THE INPUT

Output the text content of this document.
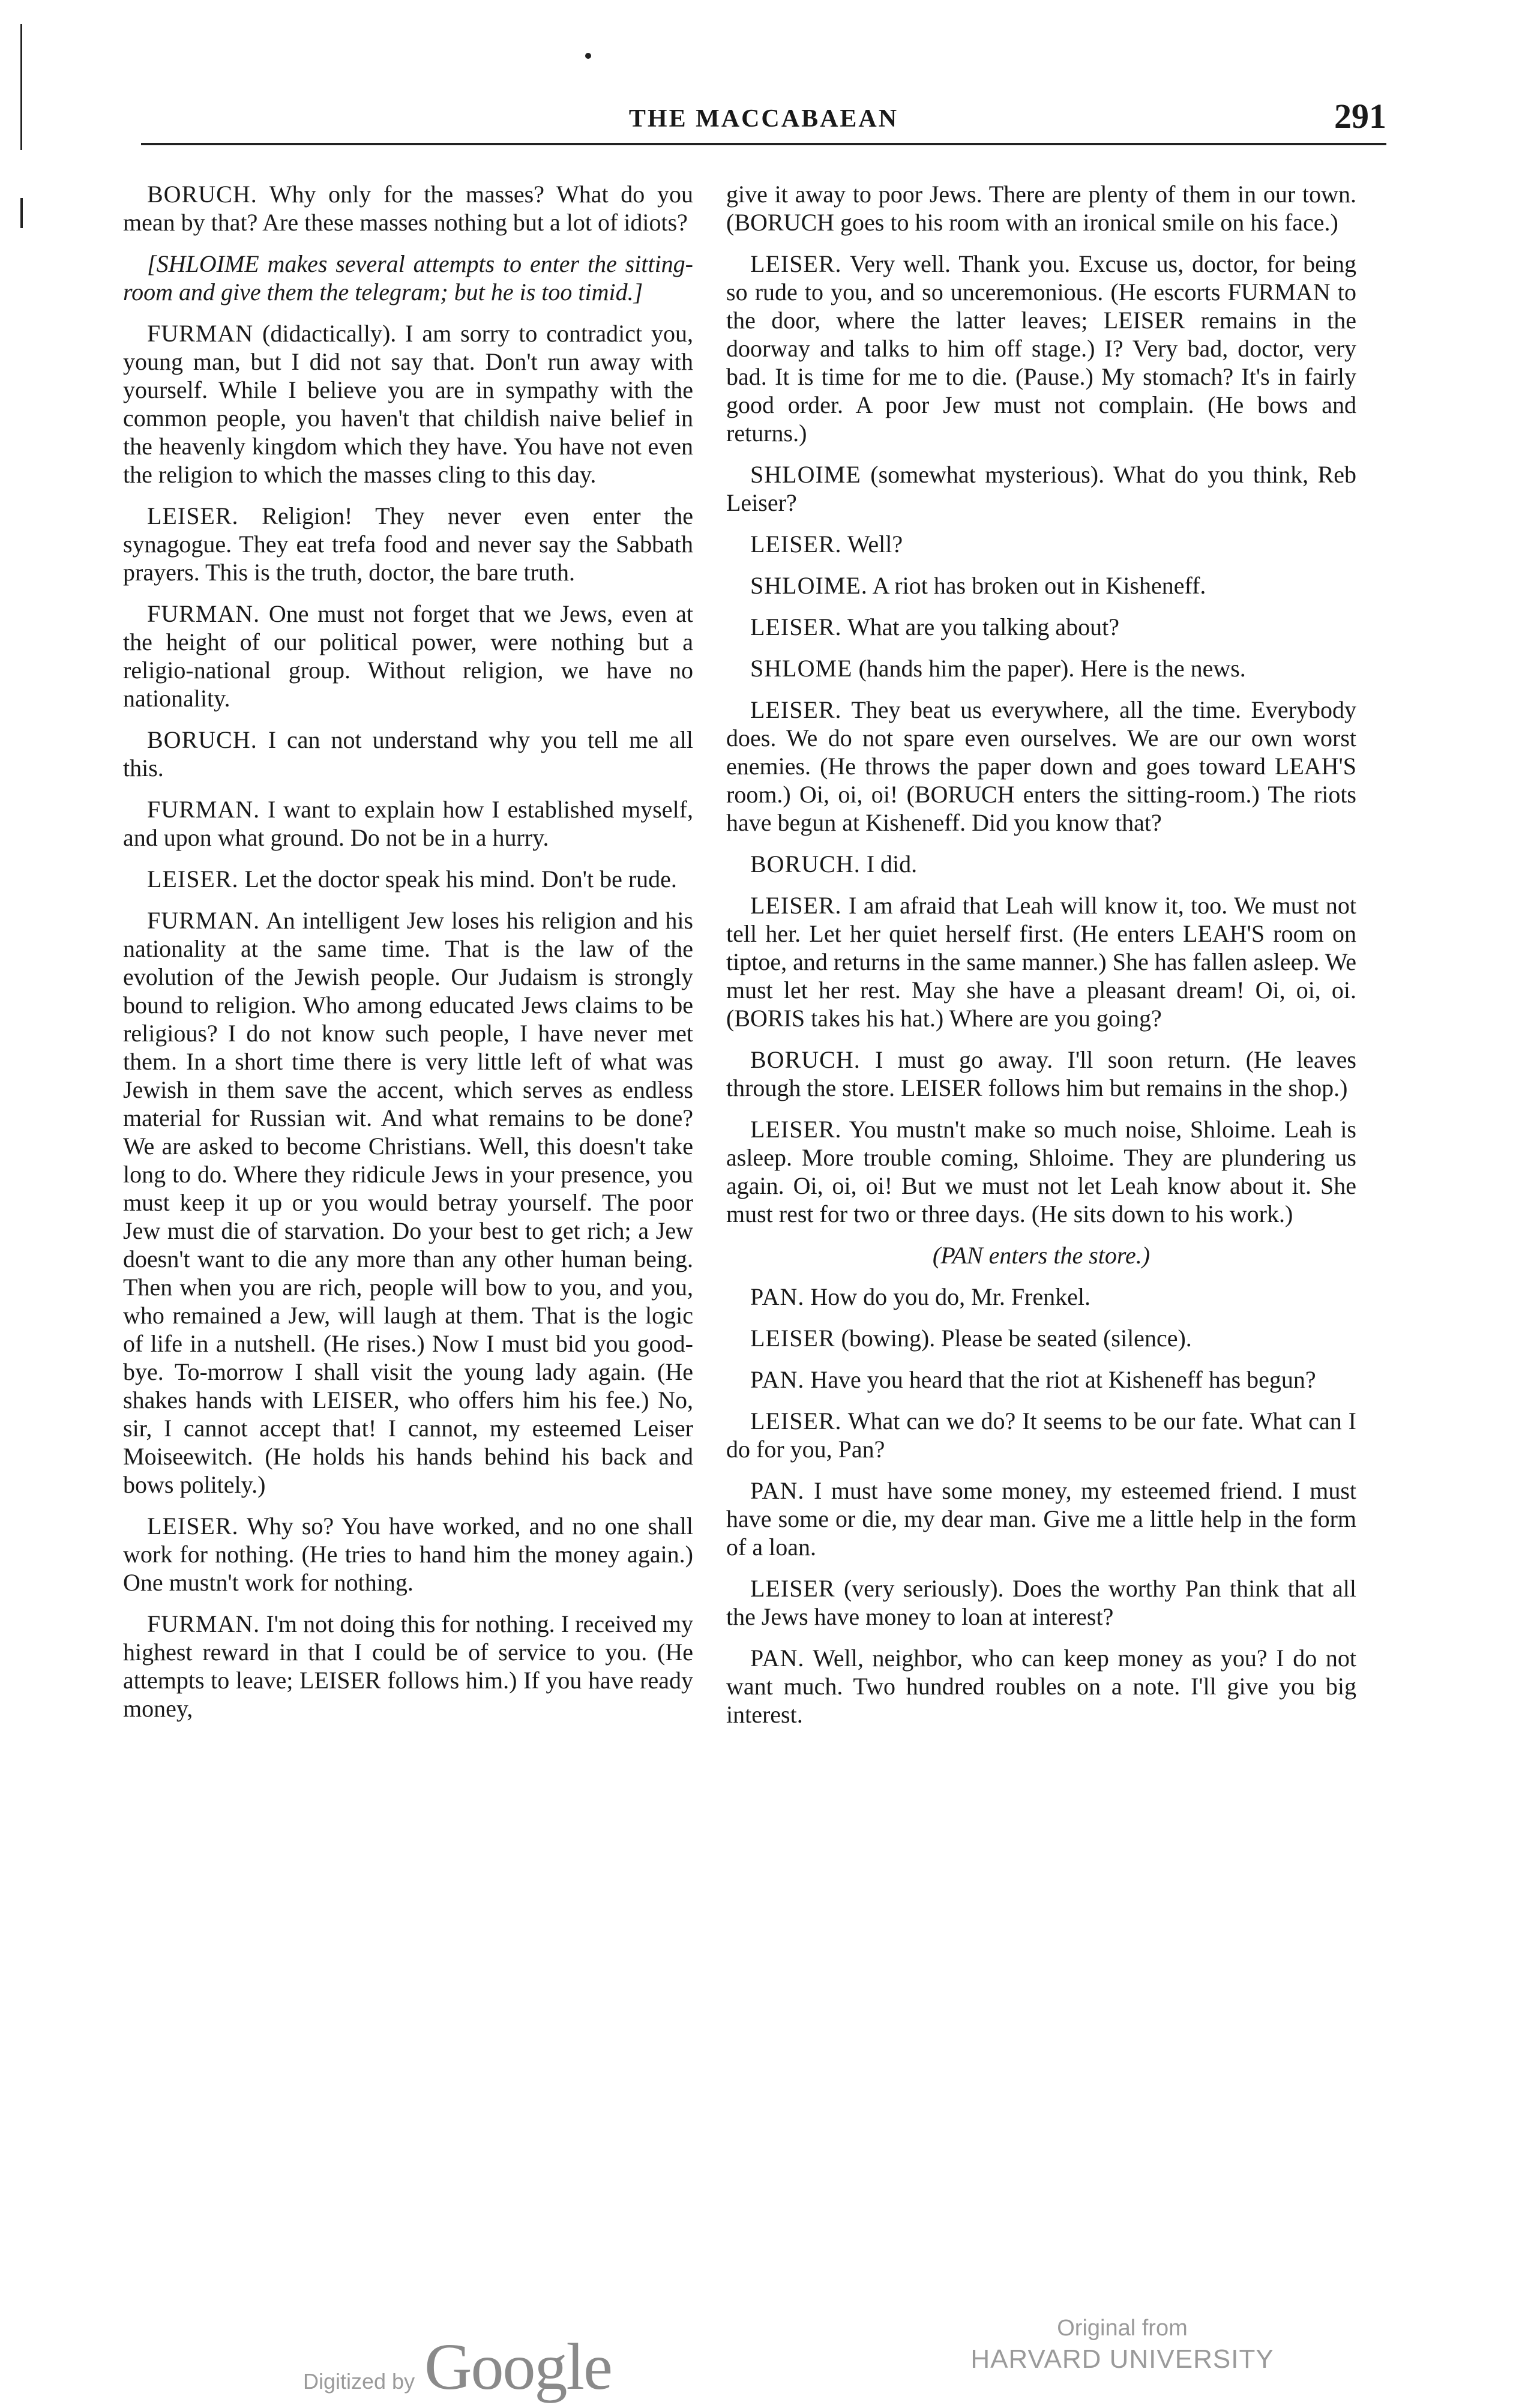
THE MACCABAEAN	291

BORUCH. Why only for the masses? What do you mean by that? Are these masses nothing but a lot of idiots?

[SHLOIME makes several attempts to enter the sitting-room and give them the telegram; but he is too timid.]

FURMAN (didactically). I am sorry to contradict you, young man, but I did not say that. Don't run away with yourself. While I believe you are in sympathy with the common people, you haven't that childish naive belief in the heavenly kingdom which they have. You have not even the religion to which the masses cling to this day.

LEISER. Religion! They never even enter the synagogue. They eat trefa food and never say the Sabbath prayers. This is the truth, doctor, the bare truth.

FURMAN. One must not forget that we Jews, even at the height of our political power, were nothing but a religio-national group. Without religion, we have no nationality.

BORUCH. I can not understand why you tell me all this.

FURMAN. I want to explain how I established myself, and upon what ground. Do not be in a hurry.

LEISER. Let the doctor speak his mind. Don't be rude.

FURMAN. An intelligent Jew loses his religion and his nationality at the same time. That is the law of the evolution of the Jewish people. Our Judaism is strongly bound to religion. Who among educated Jews claims to be religious? I do not know such people, I have never met them. In a short time there is very little left of what was Jewish in them save the accent, which serves as endless material for Russian wit. And what remains to be done? We are asked to become Christians. Well, this doesn't take long to do. Where they ridicule Jews in your presence, you must keep it up or you would betray yourself. The poor Jew must die of starvation. Do your best to get rich; a Jew doesn't want to die any more than any other human being. Then when you are rich, people will bow to you, and you, who remained a Jew, will laugh at them. That is the logic of life in a nutshell. (He rises.) Now I must bid you good-bye. To-morrow I shall visit the young lady again. (He shakes hands with LEISER, who offers him his fee.) No, sir, I cannot accept that! I cannot, my esteemed Leiser Moiseewitch. (He holds his hands behind his back and bows politely.)

LEISER. Why so? You have worked, and no one shall work for nothing. (He tries to hand him the money again.) One mustn't work for nothing.

FURMAN. I'm not doing this for nothing. I received my highest reward in that I could be of service to you. (He attempts to leave; LEISER follows him.) If you have ready money,

give it away to poor Jews. There are plenty of them in our town. (BORUCH goes to his room with an ironical smile on his face.)

LEISER. Very well. Thank you. Excuse us, doctor, for being so rude to you, and so unceremonious. (He escorts FURMAN to the door, where the latter leaves; LEISER remains in the doorway and talks to him off stage.) I? Very bad, doctor, very bad. It is time for me to die. (Pause.) My stomach? It's in fairly good order. A poor Jew must not complain. (He bows and returns.)

SHLOIME (somewhat mysterious). What do you think, Reb Leiser?

LEISER. Well?

SHLOIME. A riot has broken out in Kisheneff.

LEISER. What are you talking about?

SHLOME (hands him the paper). Here is the news.

LEISER. They beat us everywhere, all the time. Everybody does. We do not spare even ourselves. We are our own worst enemies. (He throws the paper down and goes toward LEAH'S room.) Oi, oi, oi! (BORUCH enters the sitting-room.) The riots have begun at Kisheneff. Did you know that?

BORUCH. I did.

LEISER. I am afraid that Leah will know it, too. We must not tell her. Let her quiet herself first. (He enters LEAH'S room on tiptoe, and returns in the same manner.) She has fallen asleep. We must let her rest. May she have a pleasant dream! Oi, oi, oi. (BORIS takes his hat.) Where are you going?

BORUCH. I must go away. I'll soon return. (He leaves through the store. LEISER follows him but remains in the shop.)

LEISER. You mustn't make so much noise, Shloime. Leah is asleep. More trouble coming, Shloime. They are plundering us again. Oi, oi, oi! But we must not let Leah know about it. She must rest for two or three days. (He sits down to his work.)

(PAN enters the store.)

PAN. How do you do, Mr. Frenkel.

LEISER (bowing). Please be seated (silence).

PAN. Have you heard that the riot at Kisheneff has begun?

LEISER. What can we do? It seems to be our fate. What can I do for you, Pan?

PAN. I must have some money, my esteemed friend. I must have some or die, my dear man. Give me a little help in the form of a loan.

LEISER (very seriously). Does the worthy Pan think that all the Jews have money to loan at interest?

PAN. Well, neighbor, who can keep money as you? I do not want much. Two hundred roubles on a note. I'll give you big interest.

Digitized by Google
Original from
HARVARD UNIVERSITY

TASK
Check every line for "loan" and show the ones that have it.

EXERCISE RESULT
PAN. I must have some money, my esteemed friend. I must have some or die, my dear man. Give me a little help in the form of a loan.
LEISER (very seriously). Does the worthy Pan think that all the Jews have money to loan at interest?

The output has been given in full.